# WHAT YOU ARE ASKED TO DO
Copy out all lines that carry the word "kent".

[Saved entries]
▼▼▼

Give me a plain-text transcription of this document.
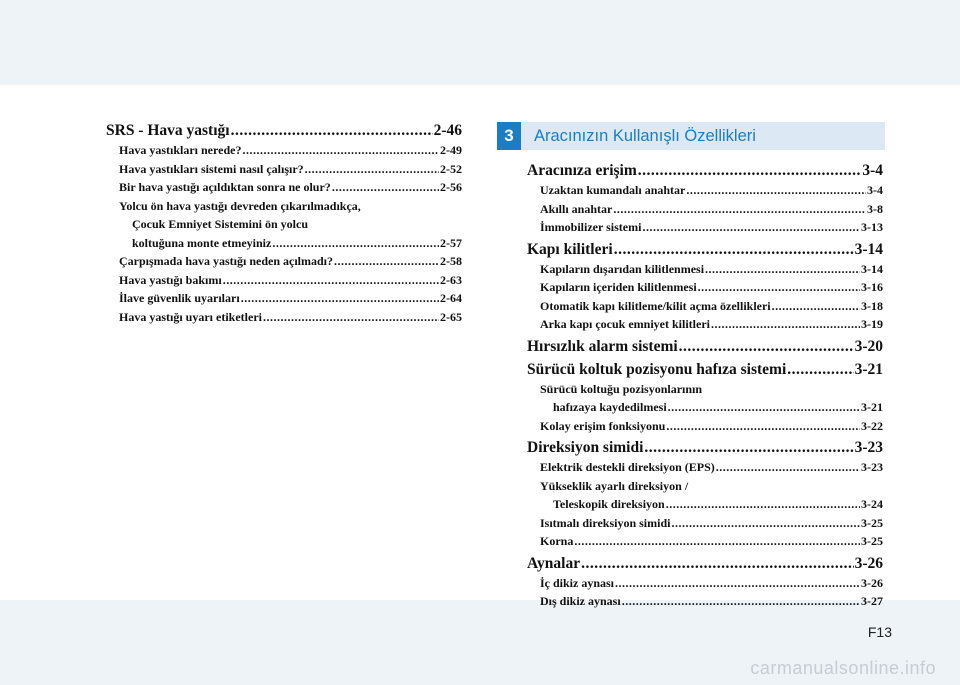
SRS - Hava yastığı .....	2-46
Hava yastıkları nerede? .....	2-49
Hava yastıkları sistemi nasıl çalışır? .....	2-52
Bir hava yastığı açıldıktan sonra ne olur? .....	2-56
Yolcu ön hava yastığı devreden çıkarılmadıkça,
Çocuk Emniyet Sistemini ön yolcu
koltuğuna monte etmeyiniz .....	2-57
Çarpışmada hava yastığı neden açılmadı? .....	2-58
Hava yastığı bakımı .....	2-63
İlave güvenlik uyarıları .....	2-64
Hava yastığı uyarı etiketleri .....	2-65
3	Aracınızın Kullanışlı Özellikleri
Aracınıza erişim .....	3-4
Uzaktan kumandalı anahtar .....	3-4
Akıllı anahtar .....	3-8
İmmobilizer sistemi .....	3-13
Kapı kilitleri .....	3-14
Kapıların dışarıdan kilitlenmesi .....	3-14
Kapıların içeriden kilitlenmesi .....	3-16
Otomatik kapı kilitleme/kilit açma özellikleri .....	3-18
Arka kapı çocuk emniyet kilitleri .....	3-19
Hırsızlık alarm sistemi .....	3-20
Sürücü koltuk pozisyonu hafıza sistemi .....	3-21
Sürücü koltuğu pozisyonlarının
hafızaya kaydedilmesi .....	3-21
Kolay erişim fonksiyonu .....	3-22
Direksiyon simidi .....	3-23
Elektrik destekli direksiyon (EPS) .....	3-23
Yükseklik ayarlı direksiyon /
Teleskopik direksiyon .....	3-24
Isıtmalı direksiyon simidi .....	3-25
Korna .....	3-25
Aynalar .....	3-26
İç dikiz aynası .....	3-26
Dış dikiz aynası .....	3-27
F13
carmanualsonline.info
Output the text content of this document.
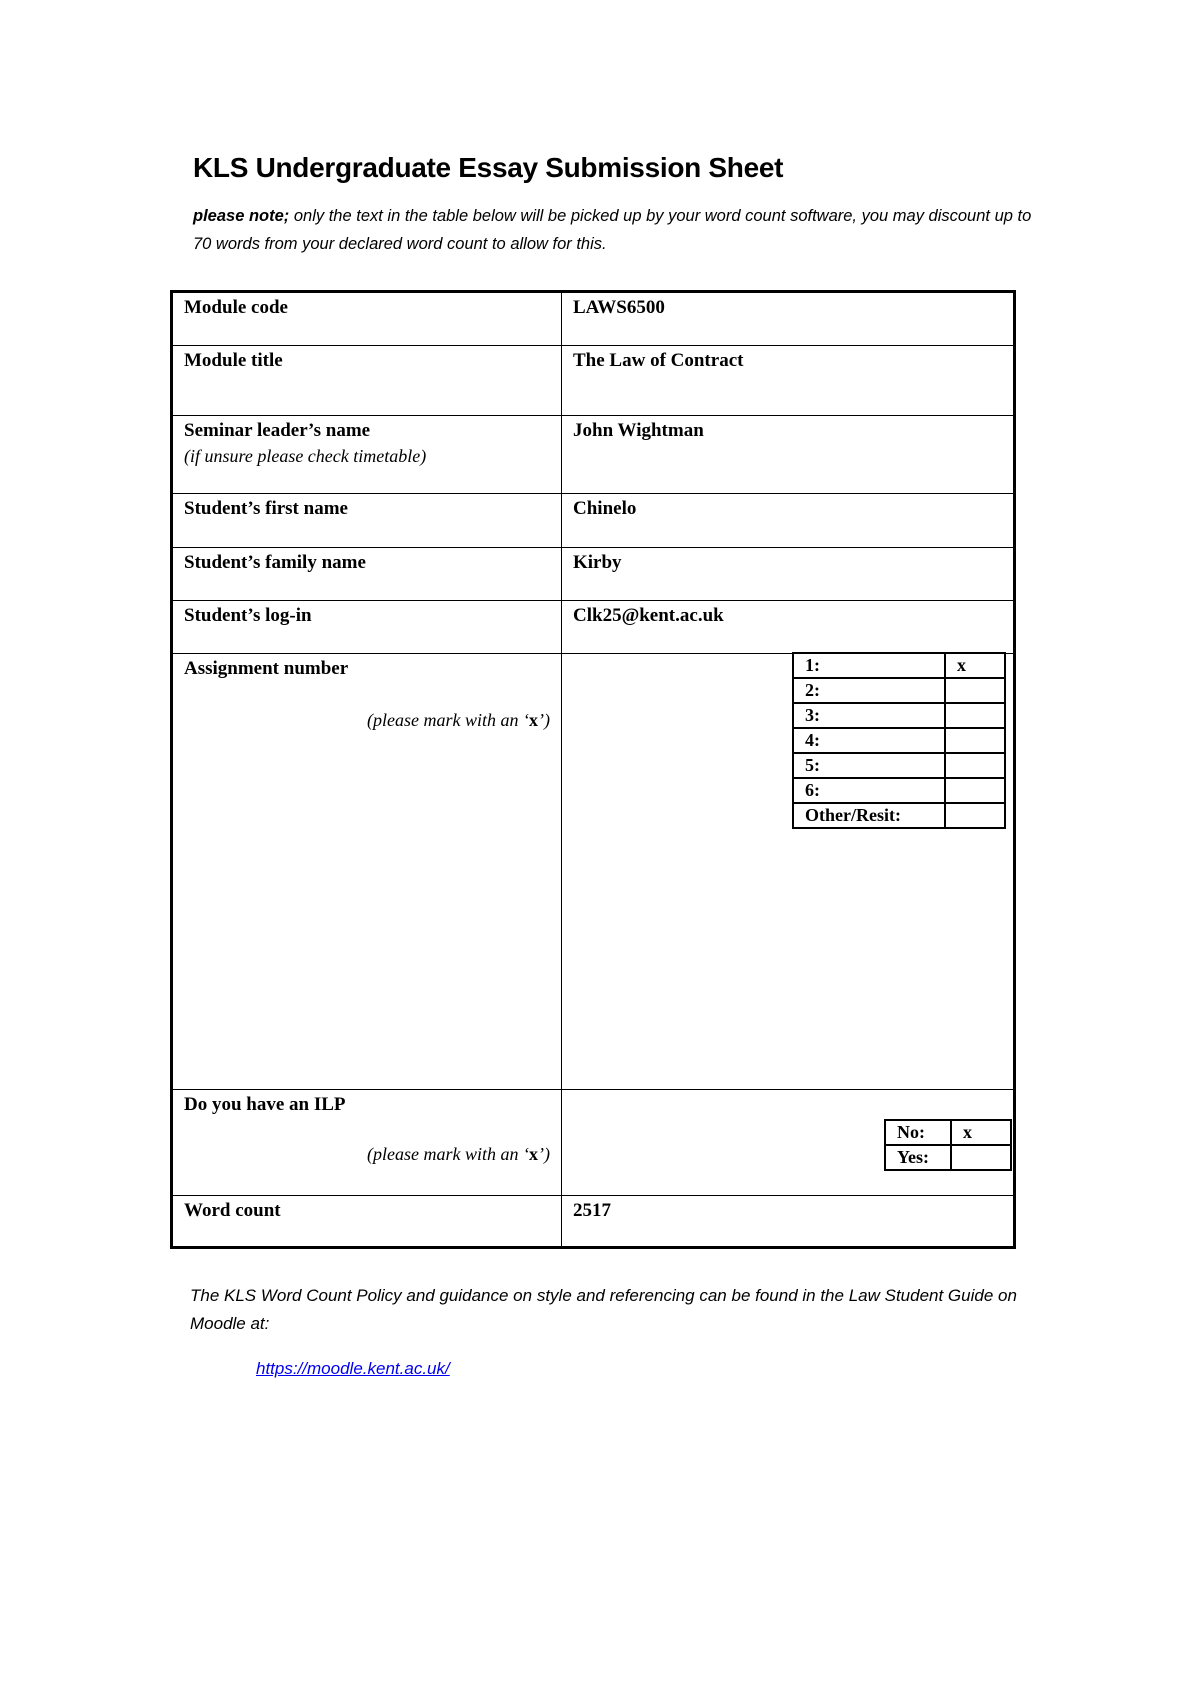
KLS Undergraduate Essay Submission Sheet
please note; only the text in the table below will be picked up by your word count software, you may discount up to 70 words from your declared word count to allow for this.
Module code	LAWS6500
Module title	The Law of Contract
Seminar leader’s name
(if unsure please check timetable)
	John Wightman
Student’s first name	Chinelo
Student’s family name	Kirby
Student’s log-in	Clk25@kent.ac.uk
Assignment number
(please mark with an ‘x’)

1:	x
2:	
3:	
4:	
5:	
6:	
Other/Resit:	

Do you have an ILP
(please mark with an ‘x’)

No:	x
Yes:	

Word count	2517
The KLS Word Count Policy and guidance on style and referencing can be found in the Law Student Guide on Moodle at:
https://moodle.kent.ac.uk/
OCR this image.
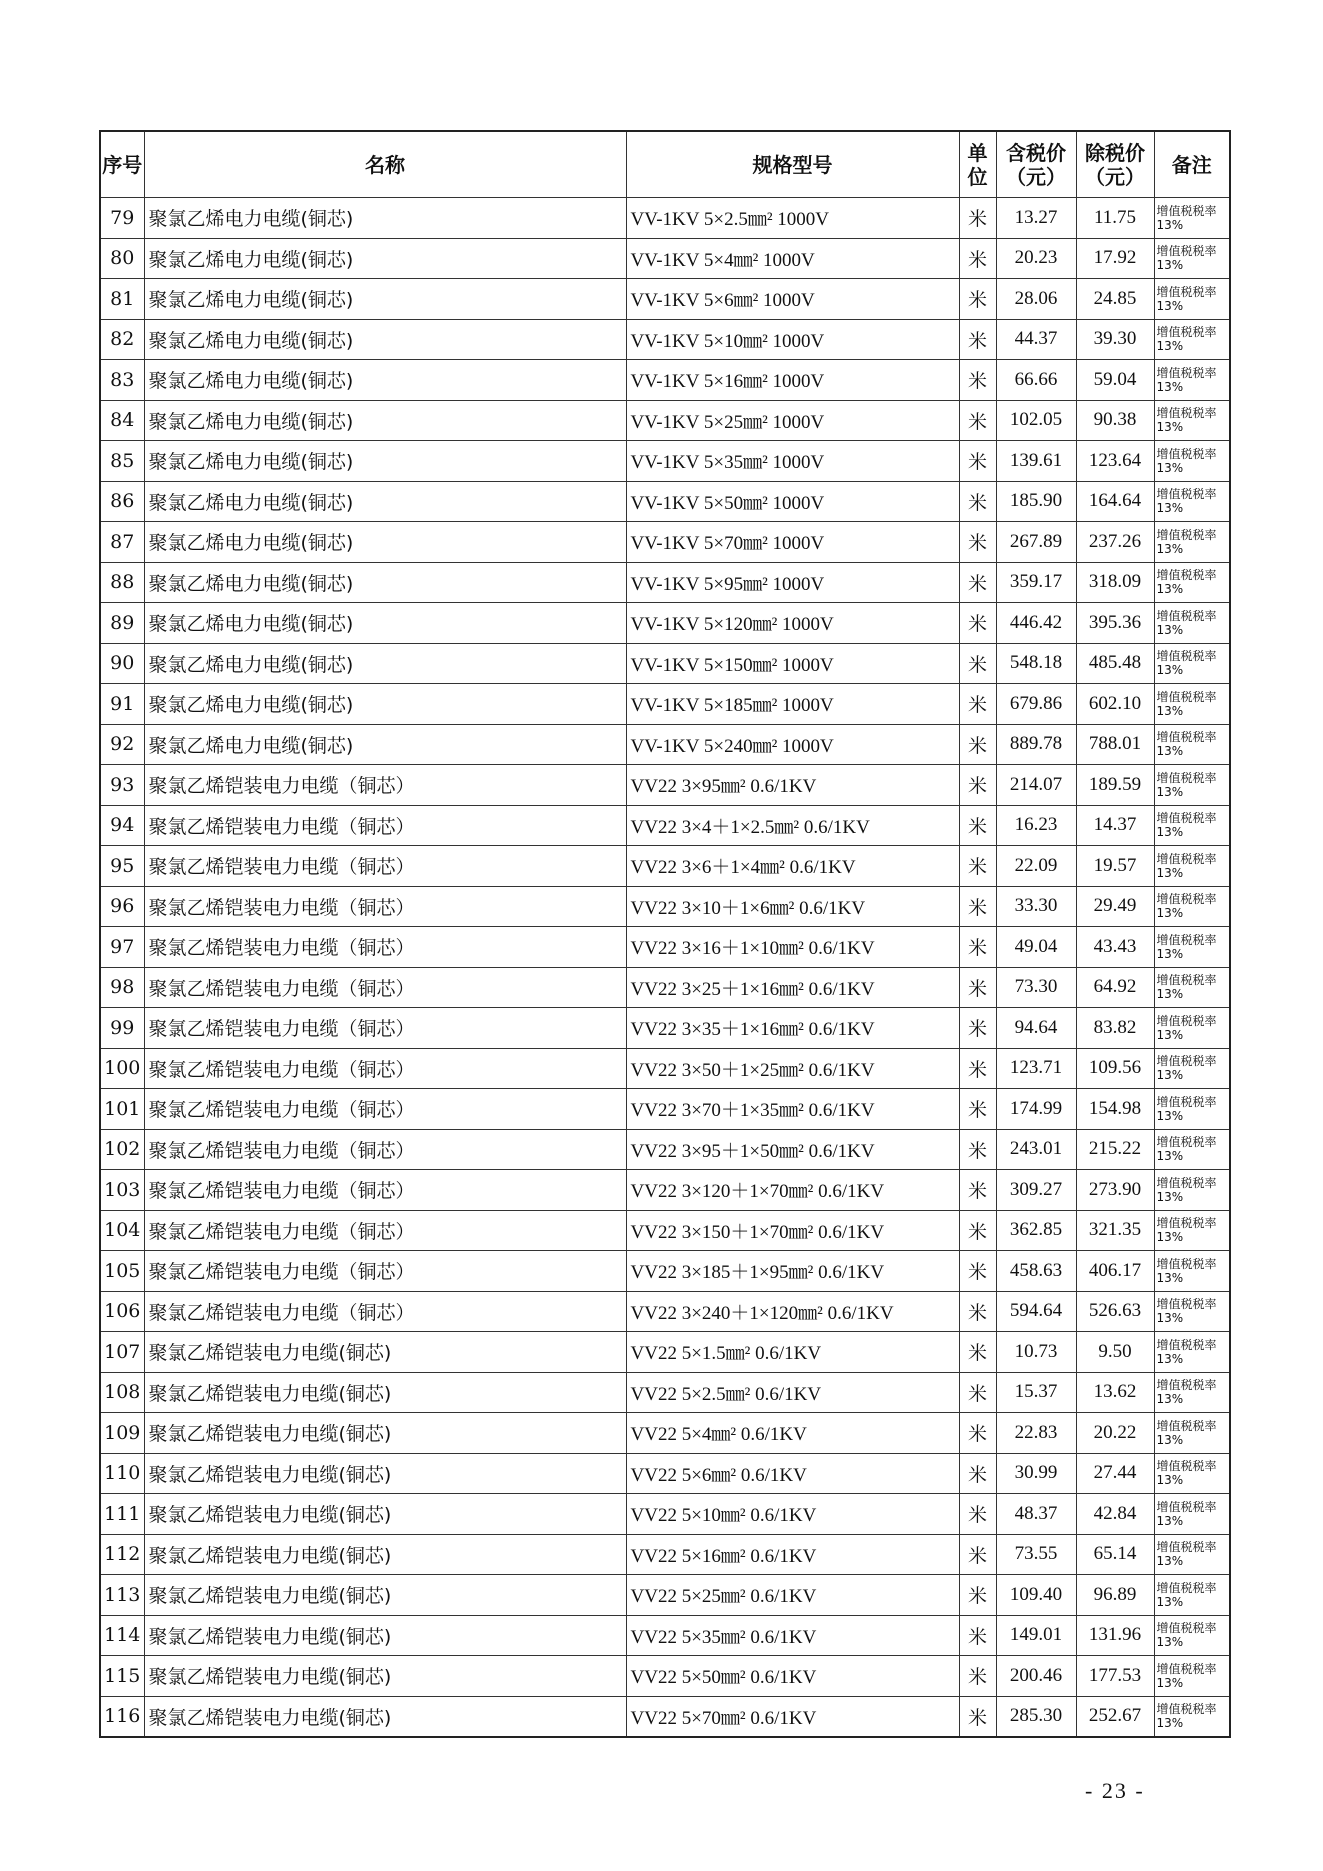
序号	名称	规格型号	单位	含税价（元）	除税价（元）	备注
79	聚氯乙烯电力电缆(铜芯)	VV-1KV 5×2.5㎜² 1000V	米	13.27	11.75	增值税税率
13%

80	聚氯乙烯电力电缆(铜芯)	VV-1KV 5×4㎜² 1000V	米	20.23	17.92	增值税税率
13%

81	聚氯乙烯电力电缆(铜芯)	VV-1KV 5×6㎜² 1000V	米	28.06	24.85	增值税税率
13%

82	聚氯乙烯电力电缆(铜芯)	VV-1KV 5×10㎜² 1000V	米	44.37	39.30	增值税税率
13%

83	聚氯乙烯电力电缆(铜芯)	VV-1KV 5×16㎜² 1000V	米	66.66	59.04	增值税税率
13%

84	聚氯乙烯电力电缆(铜芯)	VV-1KV 5×25㎜² 1000V	米	102.05	90.38	增值税税率
13%

85	聚氯乙烯电力电缆(铜芯)	VV-1KV 5×35㎜² 1000V	米	139.61	123.64	增值税税率
13%

86	聚氯乙烯电力电缆(铜芯)	VV-1KV 5×50㎜² 1000V	米	185.90	164.64	增值税税率
13%

87	聚氯乙烯电力电缆(铜芯)	VV-1KV 5×70㎜² 1000V	米	267.89	237.26	增值税税率
13%

88	聚氯乙烯电力电缆(铜芯)	VV-1KV 5×95㎜² 1000V	米	359.17	318.09	增值税税率
13%

89	聚氯乙烯电力电缆(铜芯)	VV-1KV 5×120㎜² 1000V	米	446.42	395.36	增值税税率
13%

90	聚氯乙烯电力电缆(铜芯)	VV-1KV 5×150㎜² 1000V	米	548.18	485.48	增值税税率
13%

91	聚氯乙烯电力电缆(铜芯)	VV-1KV 5×185㎜² 1000V	米	679.86	602.10	增值税税率
13%

92	聚氯乙烯电力电缆(铜芯)	VV-1KV 5×240㎜² 1000V	米	889.78	788.01	增值税税率
13%

93	聚氯乙烯铠装电力电缆（铜芯）	VV22 3×95㎜² 0.6/1KV	米	214.07	189.59	增值税税率
13%

94	聚氯乙烯铠装电力电缆（铜芯）	VV22 3×4＋1×2.5㎜² 0.6/1KV	米	16.23	14.37	增值税税率
13%

95	聚氯乙烯铠装电力电缆（铜芯）	VV22 3×6＋1×4㎜² 0.6/1KV	米	22.09	19.57	增值税税率
13%

96	聚氯乙烯铠装电力电缆（铜芯）	VV22 3×10＋1×6㎜² 0.6/1KV	米	33.30	29.49	增值税税率
13%

97	聚氯乙烯铠装电力电缆（铜芯）	VV22 3×16＋1×10㎜² 0.6/1KV	米	49.04	43.43	增值税税率
13%

98	聚氯乙烯铠装电力电缆（铜芯）	VV22 3×25＋1×16㎜² 0.6/1KV	米	73.30	64.92	增值税税率
13%

99	聚氯乙烯铠装电力电缆（铜芯）	VV22 3×35＋1×16㎜² 0.6/1KV	米	94.64	83.82	增值税税率
13%

100	聚氯乙烯铠装电力电缆（铜芯）	VV22 3×50＋1×25㎜² 0.6/1KV	米	123.71	109.56	增值税税率
13%

101	聚氯乙烯铠装电力电缆（铜芯）	VV22 3×70＋1×35㎜² 0.6/1KV	米	174.99	154.98	增值税税率
13%

102	聚氯乙烯铠装电力电缆（铜芯）	VV22 3×95＋1×50㎜² 0.6/1KV	米	243.01	215.22	增值税税率
13%

103	聚氯乙烯铠装电力电缆（铜芯）	VV22 3×120＋1×70㎜² 0.6/1KV	米	309.27	273.90	增值税税率
13%

104	聚氯乙烯铠装电力电缆（铜芯）	VV22 3×150＋1×70㎜² 0.6/1KV	米	362.85	321.35	增值税税率
13%

105	聚氯乙烯铠装电力电缆（铜芯）	VV22 3×185＋1×95㎜² 0.6/1KV	米	458.63	406.17	增值税税率
13%

106	聚氯乙烯铠装电力电缆（铜芯）	VV22 3×240＋1×120㎜² 0.6/1KV	米	594.64	526.63	增值税税率
13%

107	聚氯乙烯铠装电力电缆(铜芯)	VV22 5×1.5㎜² 0.6/1KV	米	10.73	9.50	增值税税率
13%

108	聚氯乙烯铠装电力电缆(铜芯)	VV22 5×2.5㎜² 0.6/1KV	米	15.37	13.62	增值税税率
13%

109	聚氯乙烯铠装电力电缆(铜芯)	VV22 5×4㎜² 0.6/1KV	米	22.83	20.22	增值税税率
13%

110	聚氯乙烯铠装电力电缆(铜芯)	VV22 5×6㎜² 0.6/1KV	米	30.99	27.44	增值税税率
13%

111	聚氯乙烯铠装电力电缆(铜芯)	VV22 5×10㎜² 0.6/1KV	米	48.37	42.84	增值税税率
13%

112	聚氯乙烯铠装电力电缆(铜芯)	VV22 5×16㎜² 0.6/1KV	米	73.55	65.14	增值税税率
13%

113	聚氯乙烯铠装电力电缆(铜芯)	VV22 5×25㎜² 0.6/1KV	米	109.40	96.89	增值税税率
13%

114	聚氯乙烯铠装电力电缆(铜芯)	VV22 5×35㎜² 0.6/1KV	米	149.01	131.96	增值税税率
13%

115	聚氯乙烯铠装电力电缆(铜芯)	VV22 5×50㎜² 0.6/1KV	米	200.46	177.53	增值税税率
13%

116	聚氯乙烯铠装电力电缆(铜芯)	VV22 5×70㎜² 0.6/1KV	米	285.30	252.67	增值税税率
13%
- 23 -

▲▲▲

# ANSWER BELOW
Student’s log-in	Clk25@kent.ac.uk
https://moodle.kent.ac.uk/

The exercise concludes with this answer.